- [What is asked]
Across the entries, how many lines have the string "water" in them? Reply with only a number.

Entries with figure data

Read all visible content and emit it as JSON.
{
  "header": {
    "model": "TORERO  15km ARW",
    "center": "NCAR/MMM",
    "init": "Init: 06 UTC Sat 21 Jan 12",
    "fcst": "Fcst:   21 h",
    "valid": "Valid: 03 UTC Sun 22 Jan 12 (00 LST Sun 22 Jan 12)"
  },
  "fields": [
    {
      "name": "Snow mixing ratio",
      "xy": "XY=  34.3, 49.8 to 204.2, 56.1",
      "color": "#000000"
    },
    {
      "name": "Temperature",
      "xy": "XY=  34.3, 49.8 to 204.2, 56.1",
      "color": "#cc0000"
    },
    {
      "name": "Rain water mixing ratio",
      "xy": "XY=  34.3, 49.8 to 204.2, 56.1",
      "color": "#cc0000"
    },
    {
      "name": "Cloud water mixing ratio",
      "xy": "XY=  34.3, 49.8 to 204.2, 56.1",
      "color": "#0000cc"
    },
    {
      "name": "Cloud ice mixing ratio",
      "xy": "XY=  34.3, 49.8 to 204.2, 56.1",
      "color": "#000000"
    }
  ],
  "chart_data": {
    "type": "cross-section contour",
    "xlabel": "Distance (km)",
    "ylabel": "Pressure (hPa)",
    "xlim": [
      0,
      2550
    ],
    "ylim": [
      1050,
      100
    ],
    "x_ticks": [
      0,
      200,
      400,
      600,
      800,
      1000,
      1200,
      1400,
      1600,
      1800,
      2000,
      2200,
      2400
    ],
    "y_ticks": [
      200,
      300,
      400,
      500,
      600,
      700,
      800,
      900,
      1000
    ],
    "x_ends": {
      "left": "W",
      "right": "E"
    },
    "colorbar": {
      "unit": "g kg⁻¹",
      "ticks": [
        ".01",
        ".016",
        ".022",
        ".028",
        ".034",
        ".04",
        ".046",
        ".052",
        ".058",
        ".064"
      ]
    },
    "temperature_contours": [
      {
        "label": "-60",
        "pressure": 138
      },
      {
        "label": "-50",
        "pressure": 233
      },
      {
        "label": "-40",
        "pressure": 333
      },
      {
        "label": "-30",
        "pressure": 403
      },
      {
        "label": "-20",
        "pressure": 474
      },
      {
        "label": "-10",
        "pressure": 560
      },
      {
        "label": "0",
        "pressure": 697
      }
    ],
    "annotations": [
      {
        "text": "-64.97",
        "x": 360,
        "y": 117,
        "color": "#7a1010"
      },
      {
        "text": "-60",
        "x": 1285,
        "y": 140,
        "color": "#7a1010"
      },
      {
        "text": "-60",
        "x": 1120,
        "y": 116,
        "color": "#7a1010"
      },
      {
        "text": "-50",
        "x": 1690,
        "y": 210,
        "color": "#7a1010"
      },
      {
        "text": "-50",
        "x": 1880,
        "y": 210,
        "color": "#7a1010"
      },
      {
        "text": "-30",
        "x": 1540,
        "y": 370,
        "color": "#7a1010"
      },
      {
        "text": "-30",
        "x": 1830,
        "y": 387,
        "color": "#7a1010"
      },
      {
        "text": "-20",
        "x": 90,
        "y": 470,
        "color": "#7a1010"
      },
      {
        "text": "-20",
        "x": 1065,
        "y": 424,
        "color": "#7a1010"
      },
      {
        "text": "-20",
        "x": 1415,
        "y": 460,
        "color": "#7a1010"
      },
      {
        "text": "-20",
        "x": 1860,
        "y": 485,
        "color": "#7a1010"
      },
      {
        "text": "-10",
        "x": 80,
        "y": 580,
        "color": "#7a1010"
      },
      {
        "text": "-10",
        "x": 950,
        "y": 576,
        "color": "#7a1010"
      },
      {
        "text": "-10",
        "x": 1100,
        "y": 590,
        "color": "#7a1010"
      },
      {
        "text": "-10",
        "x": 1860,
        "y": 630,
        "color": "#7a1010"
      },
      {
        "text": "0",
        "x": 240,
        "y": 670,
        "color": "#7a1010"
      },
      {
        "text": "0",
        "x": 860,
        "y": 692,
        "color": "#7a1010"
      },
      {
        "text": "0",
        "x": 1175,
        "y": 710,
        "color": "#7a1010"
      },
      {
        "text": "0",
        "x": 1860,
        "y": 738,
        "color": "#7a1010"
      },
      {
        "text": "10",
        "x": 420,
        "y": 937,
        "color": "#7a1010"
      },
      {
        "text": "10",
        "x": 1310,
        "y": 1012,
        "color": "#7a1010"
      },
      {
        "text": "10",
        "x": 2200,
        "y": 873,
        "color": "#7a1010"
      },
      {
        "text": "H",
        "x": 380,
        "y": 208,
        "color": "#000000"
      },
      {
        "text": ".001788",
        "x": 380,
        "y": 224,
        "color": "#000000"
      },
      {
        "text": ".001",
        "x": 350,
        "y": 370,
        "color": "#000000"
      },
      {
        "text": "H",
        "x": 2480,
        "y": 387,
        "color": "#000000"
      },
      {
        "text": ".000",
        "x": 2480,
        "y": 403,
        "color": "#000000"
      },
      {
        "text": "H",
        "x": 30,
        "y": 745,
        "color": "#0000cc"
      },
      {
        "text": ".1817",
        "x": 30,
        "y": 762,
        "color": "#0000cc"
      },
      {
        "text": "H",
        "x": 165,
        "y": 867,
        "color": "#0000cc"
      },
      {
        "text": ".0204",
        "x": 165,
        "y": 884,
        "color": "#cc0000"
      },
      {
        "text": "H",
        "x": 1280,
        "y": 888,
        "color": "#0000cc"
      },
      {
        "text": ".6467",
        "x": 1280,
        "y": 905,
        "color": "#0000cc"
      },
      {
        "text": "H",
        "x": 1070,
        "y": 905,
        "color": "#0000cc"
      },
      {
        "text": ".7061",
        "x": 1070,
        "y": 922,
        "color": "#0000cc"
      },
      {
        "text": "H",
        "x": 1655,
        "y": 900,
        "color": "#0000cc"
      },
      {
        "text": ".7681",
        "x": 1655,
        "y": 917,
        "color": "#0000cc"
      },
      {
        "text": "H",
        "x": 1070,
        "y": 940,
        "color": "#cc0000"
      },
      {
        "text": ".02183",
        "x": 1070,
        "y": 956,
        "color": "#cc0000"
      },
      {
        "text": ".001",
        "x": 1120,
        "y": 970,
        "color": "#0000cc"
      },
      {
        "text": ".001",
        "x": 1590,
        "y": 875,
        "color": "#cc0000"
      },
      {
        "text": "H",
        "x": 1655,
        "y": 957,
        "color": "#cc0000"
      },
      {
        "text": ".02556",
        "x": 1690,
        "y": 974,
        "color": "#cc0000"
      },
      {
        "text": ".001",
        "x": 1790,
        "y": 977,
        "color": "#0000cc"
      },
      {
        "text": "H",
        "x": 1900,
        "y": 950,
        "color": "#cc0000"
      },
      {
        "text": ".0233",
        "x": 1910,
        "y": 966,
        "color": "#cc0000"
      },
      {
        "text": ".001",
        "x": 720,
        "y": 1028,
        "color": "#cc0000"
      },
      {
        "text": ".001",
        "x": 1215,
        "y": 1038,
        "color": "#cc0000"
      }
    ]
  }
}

- [Solution for this problem]
2